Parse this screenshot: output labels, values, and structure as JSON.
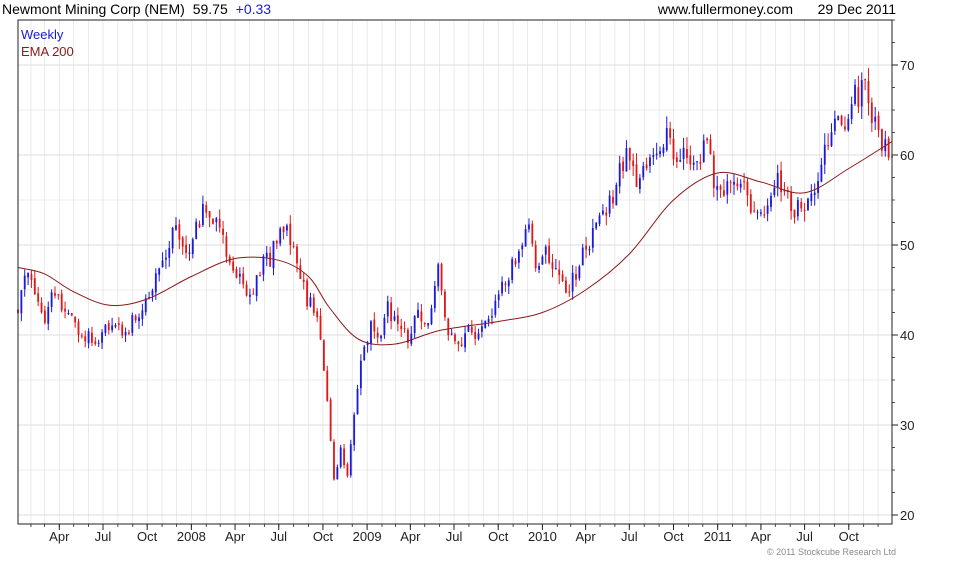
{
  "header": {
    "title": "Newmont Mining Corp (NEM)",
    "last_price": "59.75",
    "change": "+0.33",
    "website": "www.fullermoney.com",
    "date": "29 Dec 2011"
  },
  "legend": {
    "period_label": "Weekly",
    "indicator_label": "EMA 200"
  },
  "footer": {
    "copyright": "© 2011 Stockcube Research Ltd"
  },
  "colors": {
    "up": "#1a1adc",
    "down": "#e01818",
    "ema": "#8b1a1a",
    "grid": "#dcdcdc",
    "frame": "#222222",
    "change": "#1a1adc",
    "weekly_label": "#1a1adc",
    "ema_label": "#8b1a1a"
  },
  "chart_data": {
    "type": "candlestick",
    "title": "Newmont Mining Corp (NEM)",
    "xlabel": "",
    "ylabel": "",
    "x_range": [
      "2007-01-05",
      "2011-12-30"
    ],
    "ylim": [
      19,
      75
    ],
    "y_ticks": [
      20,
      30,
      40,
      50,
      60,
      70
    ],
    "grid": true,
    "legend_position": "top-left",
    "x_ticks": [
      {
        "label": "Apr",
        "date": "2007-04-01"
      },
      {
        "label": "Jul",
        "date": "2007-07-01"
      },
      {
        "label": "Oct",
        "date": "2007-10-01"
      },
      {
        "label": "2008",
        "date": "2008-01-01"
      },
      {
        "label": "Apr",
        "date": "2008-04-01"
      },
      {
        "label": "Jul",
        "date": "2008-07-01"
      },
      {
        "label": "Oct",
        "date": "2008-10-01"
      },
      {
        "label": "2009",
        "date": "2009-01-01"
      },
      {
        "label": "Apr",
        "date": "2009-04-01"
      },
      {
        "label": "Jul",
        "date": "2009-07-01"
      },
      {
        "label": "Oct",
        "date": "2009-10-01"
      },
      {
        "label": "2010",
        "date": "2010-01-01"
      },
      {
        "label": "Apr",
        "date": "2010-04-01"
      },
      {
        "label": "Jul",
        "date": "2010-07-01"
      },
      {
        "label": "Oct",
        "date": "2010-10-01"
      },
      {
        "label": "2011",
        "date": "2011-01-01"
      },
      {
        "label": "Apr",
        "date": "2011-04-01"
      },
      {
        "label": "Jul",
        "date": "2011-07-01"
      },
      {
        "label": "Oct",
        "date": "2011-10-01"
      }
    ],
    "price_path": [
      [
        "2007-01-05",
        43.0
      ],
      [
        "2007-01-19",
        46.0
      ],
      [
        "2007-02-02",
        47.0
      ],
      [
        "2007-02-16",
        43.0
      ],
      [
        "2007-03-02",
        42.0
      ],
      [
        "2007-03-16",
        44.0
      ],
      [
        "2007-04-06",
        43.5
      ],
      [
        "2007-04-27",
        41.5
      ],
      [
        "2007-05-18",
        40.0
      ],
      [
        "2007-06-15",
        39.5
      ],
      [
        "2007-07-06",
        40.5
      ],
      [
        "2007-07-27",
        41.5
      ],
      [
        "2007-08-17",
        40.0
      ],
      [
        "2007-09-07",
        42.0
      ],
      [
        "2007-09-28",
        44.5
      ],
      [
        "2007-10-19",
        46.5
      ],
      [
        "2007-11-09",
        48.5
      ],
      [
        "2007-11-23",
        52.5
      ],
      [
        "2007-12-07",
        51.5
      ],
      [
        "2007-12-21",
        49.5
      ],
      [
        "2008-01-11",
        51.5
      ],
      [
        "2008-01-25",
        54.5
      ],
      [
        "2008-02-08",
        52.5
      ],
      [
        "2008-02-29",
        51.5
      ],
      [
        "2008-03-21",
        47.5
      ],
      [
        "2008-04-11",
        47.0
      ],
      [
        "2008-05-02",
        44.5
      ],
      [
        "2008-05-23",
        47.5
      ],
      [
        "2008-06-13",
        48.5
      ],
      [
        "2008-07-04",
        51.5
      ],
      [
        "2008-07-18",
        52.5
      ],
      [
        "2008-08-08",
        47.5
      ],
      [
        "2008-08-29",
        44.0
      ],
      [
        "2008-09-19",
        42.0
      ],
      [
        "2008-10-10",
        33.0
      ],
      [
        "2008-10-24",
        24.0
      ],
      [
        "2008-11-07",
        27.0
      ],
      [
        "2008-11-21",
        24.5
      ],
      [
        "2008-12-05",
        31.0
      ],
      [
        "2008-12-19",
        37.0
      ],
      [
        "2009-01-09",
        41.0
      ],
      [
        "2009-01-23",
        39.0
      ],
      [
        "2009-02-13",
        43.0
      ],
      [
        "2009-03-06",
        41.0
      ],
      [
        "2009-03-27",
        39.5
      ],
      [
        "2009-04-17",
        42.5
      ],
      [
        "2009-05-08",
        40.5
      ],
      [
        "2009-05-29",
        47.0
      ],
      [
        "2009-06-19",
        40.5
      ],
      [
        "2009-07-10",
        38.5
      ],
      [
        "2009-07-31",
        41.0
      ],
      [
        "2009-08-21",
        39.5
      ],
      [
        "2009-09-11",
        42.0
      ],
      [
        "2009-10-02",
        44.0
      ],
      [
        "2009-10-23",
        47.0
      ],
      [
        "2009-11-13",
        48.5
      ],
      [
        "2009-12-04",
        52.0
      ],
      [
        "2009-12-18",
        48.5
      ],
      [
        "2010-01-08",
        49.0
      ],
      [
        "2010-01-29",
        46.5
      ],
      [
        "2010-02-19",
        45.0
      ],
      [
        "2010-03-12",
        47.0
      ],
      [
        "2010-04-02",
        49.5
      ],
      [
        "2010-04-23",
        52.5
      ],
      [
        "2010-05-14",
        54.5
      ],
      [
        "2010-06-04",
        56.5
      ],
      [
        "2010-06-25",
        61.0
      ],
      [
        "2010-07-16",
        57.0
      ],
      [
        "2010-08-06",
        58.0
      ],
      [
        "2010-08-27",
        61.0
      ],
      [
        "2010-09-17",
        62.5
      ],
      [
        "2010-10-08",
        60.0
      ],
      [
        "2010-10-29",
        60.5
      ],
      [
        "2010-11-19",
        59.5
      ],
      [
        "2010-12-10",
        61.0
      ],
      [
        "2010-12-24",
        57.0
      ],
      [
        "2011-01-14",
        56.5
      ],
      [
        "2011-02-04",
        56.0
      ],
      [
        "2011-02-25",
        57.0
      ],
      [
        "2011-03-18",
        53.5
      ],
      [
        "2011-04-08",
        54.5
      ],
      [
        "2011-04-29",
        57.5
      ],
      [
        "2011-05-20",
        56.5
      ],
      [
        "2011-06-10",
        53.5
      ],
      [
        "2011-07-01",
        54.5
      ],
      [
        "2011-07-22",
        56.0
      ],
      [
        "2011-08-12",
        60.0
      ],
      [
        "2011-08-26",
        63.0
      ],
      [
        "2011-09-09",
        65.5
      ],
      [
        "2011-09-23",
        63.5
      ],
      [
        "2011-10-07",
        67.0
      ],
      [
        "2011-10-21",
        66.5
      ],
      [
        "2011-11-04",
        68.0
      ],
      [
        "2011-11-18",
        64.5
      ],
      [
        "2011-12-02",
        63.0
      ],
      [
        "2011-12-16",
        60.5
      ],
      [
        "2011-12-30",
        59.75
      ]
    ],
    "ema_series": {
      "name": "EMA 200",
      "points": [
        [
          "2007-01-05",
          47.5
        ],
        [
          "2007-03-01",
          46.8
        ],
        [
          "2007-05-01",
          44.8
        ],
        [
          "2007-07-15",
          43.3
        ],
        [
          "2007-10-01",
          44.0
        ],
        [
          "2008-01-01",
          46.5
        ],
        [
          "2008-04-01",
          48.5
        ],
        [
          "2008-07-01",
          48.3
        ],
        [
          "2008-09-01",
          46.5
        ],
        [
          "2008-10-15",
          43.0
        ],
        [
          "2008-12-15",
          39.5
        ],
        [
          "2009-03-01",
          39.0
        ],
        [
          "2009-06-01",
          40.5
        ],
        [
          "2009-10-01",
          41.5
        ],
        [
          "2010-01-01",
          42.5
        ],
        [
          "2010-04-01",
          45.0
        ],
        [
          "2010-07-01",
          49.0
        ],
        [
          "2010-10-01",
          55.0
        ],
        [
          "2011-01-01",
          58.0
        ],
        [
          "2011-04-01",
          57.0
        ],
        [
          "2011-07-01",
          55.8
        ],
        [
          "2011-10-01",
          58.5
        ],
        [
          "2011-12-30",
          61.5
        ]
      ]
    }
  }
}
= = =
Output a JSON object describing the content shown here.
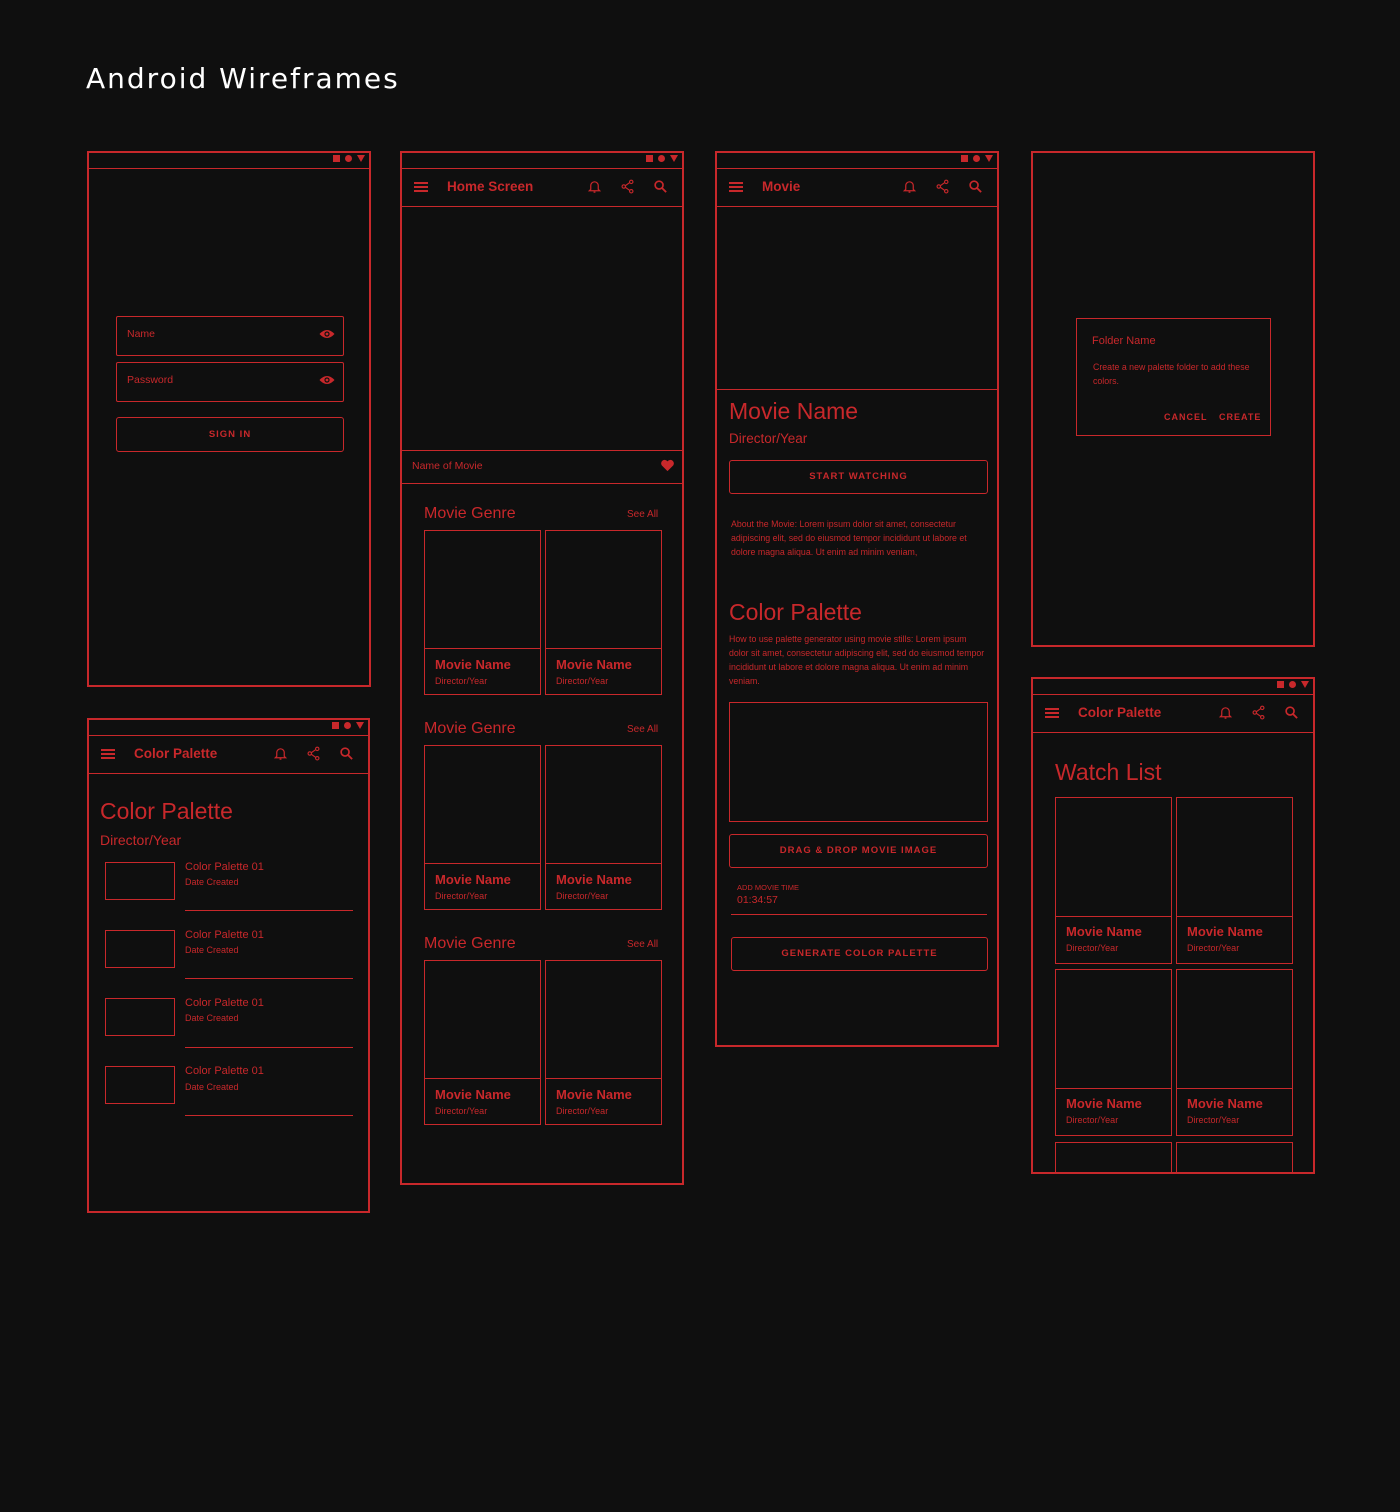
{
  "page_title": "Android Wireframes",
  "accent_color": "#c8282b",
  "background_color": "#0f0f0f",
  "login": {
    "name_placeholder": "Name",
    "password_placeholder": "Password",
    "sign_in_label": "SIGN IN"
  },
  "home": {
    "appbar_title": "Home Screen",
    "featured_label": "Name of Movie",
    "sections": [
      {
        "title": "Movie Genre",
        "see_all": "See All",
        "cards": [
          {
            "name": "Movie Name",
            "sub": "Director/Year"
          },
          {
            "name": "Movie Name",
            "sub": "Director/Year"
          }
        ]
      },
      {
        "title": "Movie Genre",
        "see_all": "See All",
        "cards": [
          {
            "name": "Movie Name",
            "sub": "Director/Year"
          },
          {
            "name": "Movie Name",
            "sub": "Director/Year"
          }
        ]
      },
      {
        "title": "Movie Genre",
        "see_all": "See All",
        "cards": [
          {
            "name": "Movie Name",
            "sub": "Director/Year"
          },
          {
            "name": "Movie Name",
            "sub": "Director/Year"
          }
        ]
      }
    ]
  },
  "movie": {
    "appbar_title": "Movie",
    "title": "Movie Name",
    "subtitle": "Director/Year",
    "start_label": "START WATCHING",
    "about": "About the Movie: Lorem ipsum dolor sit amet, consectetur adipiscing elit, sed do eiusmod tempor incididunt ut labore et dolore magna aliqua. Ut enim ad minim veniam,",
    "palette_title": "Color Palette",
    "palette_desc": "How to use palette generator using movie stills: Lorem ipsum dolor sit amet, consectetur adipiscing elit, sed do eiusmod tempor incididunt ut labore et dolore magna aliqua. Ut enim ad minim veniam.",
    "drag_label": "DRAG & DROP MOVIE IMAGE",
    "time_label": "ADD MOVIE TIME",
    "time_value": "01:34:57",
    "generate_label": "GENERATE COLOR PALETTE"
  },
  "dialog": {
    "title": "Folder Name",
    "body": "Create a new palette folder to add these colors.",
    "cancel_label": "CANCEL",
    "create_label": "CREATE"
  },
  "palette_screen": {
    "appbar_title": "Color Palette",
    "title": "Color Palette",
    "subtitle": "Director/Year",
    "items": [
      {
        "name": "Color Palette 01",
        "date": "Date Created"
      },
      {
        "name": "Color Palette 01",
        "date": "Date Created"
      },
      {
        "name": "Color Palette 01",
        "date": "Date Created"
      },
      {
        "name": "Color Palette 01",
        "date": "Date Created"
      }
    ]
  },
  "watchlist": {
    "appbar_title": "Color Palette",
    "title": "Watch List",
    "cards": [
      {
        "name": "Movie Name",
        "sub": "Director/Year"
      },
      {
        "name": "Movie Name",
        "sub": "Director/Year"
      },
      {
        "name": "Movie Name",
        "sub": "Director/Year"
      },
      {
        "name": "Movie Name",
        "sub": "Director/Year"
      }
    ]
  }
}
= = =
* GIVEN TASK: List every line above that holds the word "elit".

* RESULT FOR THIS EXERCISE:
    "about": "About the Movie: Lorem ipsum dolor sit amet, consectetur adipiscing elit, sed do eiusmod tempor incididunt ut labore et dolore magna aliqua. Ut enim ad minim veniam,",
    "palette_desc": "How to use palette generator using movie stills: Lorem ipsum dolor sit amet, consectetur adipiscing elit, sed do eiusmod tempor incididunt ut labore et dolore magna aliqua. Ut enim ad minim veniam.",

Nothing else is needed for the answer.